Exercise directions
All of the material below is to be returned exactly.
___ Provided information ___
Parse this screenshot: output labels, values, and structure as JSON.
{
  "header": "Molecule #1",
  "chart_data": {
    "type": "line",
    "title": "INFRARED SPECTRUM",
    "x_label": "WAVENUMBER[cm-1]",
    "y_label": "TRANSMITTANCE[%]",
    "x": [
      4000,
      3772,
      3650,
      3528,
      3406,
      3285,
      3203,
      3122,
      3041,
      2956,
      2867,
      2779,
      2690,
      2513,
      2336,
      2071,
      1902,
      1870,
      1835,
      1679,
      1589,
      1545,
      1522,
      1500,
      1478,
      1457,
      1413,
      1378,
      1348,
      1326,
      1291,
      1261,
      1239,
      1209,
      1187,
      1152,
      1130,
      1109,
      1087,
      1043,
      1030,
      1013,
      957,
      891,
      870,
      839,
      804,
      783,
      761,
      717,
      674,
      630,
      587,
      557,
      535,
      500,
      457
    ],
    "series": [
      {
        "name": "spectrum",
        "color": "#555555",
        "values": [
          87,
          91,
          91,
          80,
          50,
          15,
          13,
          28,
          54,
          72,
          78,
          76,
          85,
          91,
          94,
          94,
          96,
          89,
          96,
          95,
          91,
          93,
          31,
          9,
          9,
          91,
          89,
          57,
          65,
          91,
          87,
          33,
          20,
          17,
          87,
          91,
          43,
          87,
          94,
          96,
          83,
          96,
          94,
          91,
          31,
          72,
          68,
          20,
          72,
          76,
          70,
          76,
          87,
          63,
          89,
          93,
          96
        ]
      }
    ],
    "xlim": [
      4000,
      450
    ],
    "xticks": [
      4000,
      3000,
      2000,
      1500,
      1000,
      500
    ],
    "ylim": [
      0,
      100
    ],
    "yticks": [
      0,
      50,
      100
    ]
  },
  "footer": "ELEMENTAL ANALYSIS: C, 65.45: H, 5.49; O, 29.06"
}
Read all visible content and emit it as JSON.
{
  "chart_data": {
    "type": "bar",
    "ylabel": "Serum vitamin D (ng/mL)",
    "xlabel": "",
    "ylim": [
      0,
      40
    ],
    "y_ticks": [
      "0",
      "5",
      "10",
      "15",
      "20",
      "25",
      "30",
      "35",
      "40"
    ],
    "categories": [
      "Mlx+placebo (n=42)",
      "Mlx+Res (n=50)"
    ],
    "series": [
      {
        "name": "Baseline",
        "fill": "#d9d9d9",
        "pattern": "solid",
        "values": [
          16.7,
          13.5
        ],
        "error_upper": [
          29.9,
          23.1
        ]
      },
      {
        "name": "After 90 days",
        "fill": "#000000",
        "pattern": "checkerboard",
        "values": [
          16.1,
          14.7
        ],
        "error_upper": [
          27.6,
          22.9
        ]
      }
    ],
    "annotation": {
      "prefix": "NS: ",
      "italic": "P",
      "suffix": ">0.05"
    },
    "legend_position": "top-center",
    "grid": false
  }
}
___
Result of the exercise
Parse this screenshot: output labels, values, and structure as JSON.
{
  "header": "Molecule #1",
  "chart_data": {
    "type": "line",
    "title": "INFRARED SPECTRUM",
    "x_label": "WAVENUMBER[cm-1]",
    "y_label": "TRANSMITTANCE[%]",
    "x": [
      4000,
      3772,
      3650,
      3528,
      3406,
      3285,
      3203,
      3122,
      3041,
      2956,
      2867,
      2779,
      2690,
      2513,
      2336,
      2071,
      1902,
      1870,
      1835,
      1679,
      1589,
      1545,
      1522,
      1500,
      1478,
      1457,
      1413,
      1378,
      1348,
      1326,
      1291,
      1261,
      1239,
      1209,
      1187,
      1152,
      1130,
      1109,
      1087,
      1043,
      1030,
      1013,
      957,
      891,
      870,
      839,
      804,
      783,
      761,
      717,
      674,
      630,
      587,
      557,
      535,
      500,
      457
    ],
    "series": [
      {
        "name": "spectrum",
        "color": "#555555",
        "values": [
          87,
          91,
          91,
          80,
          50,
          15,
          13,
          28,
          54,
          72,
          78,
          76,
          85,
          91,
          94,
          94,
          96,
          89,
          96,
          95,
          91,
          93,
          31,
          9,
          9,
          91,
          89,
          57,
          65,
          91,
          87,
          33,
          20,
          17,
          87,
          91,
          43,
          87,
          94,
          96,
          83,
          96,
          94,
          91,
          31,
          72,
          68,
          20,
          72,
          76,
          70,
          76,
          87,
          63,
          89,
          93,
          96
        ]
      }
    ],
    "xlim": [
      4000,
      450
    ],
    "xticks": [
      4000,
      3000,
      2000,
      1500,
      1000,
      500
    ],
    "ylim": [
      0,
      100
    ],
    "yticks": [
      0,
      50,
      100
    ]
  },
  "footer": "ELEMENTAL ANALYSIS: C, 65.45: H, 5.49; O, 29.06"
}
Read all visible content and emit it as JSON.
{
  "chart_data": {
    "type": "bar",
    "ylabel": "Serum vitamin D (ng/mL)",
    "xlabel": "",
    "ylim": [
      0,
      40
    ],
    "y_ticks": [
      "0",
      "5",
      "10",
      "15",
      "20",
      "25",
      "30",
      "35",
      "40"
    ],
    "categories": [
      "Mlx+placebo (n=42)",
      "Mlx+Res (n=50)"
    ],
    "series": [
      {
        "name": "Baseline",
        "fill": "#d9d9d9",
        "pattern": "solid",
        "values": [
          16.7,
          13.5
        ],
        "error_upper": [
          29.9,
          23.1
        ]
      },
      {
        "name": "After 90 days",
        "fill": "#000000",
        "pattern": "checkerboard",
        "values": [
          16.1,
          14.7
        ],
        "error_upper": [
          27.6,
          22.9
        ]
      }
    ],
    "annotation": {
      "prefix": "NS: ",
      "italic": "P",
      "suffix": ">0.05"
    },
    "legend_position": "top-center",
    "grid": false
  }
}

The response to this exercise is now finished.